From the records below, copy every line that contains the word "text".

**Dataset extract:**
====

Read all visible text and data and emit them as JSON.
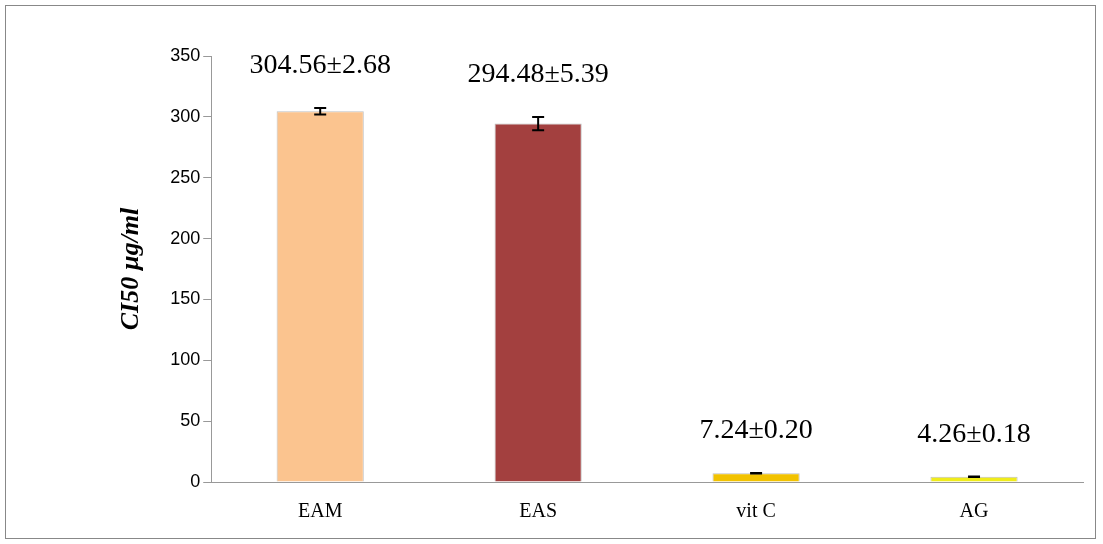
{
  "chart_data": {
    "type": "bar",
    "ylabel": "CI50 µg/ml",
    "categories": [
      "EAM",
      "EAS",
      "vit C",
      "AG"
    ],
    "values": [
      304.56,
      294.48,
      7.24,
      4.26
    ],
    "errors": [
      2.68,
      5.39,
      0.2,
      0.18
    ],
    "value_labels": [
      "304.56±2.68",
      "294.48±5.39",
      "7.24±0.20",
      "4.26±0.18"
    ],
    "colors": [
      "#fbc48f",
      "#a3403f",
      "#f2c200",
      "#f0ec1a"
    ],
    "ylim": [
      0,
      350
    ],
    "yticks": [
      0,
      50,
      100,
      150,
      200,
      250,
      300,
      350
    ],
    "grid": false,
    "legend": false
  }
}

====

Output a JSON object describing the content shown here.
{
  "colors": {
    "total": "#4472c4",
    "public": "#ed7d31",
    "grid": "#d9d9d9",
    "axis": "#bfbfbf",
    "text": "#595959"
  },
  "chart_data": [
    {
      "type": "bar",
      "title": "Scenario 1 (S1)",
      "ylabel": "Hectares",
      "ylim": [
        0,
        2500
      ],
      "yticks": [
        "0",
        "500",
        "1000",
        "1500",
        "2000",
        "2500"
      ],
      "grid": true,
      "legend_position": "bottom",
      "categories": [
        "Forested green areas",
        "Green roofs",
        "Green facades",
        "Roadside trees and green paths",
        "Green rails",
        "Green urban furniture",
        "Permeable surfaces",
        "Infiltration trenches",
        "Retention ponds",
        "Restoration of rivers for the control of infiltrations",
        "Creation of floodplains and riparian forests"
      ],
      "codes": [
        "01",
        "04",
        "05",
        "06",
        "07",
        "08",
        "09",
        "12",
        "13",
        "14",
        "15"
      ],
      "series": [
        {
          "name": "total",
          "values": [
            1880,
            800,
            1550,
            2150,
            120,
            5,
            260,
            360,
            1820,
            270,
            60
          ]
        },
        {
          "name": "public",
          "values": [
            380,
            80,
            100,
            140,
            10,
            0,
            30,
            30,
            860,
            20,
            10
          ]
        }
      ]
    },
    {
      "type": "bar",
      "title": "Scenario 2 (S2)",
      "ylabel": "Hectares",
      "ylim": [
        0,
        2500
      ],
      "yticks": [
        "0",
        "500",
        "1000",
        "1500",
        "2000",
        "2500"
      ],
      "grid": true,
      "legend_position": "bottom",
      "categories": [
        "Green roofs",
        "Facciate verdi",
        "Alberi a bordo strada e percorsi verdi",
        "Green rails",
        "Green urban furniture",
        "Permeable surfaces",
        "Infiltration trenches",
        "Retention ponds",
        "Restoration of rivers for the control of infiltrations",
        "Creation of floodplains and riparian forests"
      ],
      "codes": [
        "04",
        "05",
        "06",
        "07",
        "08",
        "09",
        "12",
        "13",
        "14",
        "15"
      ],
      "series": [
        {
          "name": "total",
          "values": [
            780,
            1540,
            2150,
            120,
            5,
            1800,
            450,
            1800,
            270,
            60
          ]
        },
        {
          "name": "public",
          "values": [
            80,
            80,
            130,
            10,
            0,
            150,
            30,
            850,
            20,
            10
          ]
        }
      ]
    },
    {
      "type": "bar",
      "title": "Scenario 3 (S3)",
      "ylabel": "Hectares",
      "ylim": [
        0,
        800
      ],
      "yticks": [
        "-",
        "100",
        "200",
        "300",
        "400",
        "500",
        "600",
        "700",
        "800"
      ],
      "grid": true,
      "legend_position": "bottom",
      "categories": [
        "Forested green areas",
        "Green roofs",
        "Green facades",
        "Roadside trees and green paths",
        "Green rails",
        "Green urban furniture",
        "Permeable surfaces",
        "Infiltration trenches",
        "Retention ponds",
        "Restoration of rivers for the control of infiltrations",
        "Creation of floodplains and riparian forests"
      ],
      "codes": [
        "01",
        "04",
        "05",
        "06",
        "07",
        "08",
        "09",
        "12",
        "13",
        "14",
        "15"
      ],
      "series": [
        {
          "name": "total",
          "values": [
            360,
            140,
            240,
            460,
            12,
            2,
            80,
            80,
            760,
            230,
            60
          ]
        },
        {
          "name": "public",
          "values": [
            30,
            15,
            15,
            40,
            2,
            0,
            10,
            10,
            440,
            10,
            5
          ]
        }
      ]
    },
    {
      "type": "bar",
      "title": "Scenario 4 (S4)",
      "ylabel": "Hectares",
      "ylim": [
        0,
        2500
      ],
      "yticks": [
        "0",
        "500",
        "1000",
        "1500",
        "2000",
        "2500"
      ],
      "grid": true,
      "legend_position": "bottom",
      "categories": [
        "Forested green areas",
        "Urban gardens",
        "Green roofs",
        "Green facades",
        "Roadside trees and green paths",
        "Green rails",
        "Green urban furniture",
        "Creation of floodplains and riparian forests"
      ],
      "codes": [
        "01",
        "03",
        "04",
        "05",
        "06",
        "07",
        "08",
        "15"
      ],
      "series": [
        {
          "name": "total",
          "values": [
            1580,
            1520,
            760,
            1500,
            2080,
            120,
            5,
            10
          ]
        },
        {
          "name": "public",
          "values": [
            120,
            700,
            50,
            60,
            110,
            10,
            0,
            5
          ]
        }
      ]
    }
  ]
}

====

**Response to the exercise:**
Read all visible text and data and emit them as JSON.
    "text": "#595959"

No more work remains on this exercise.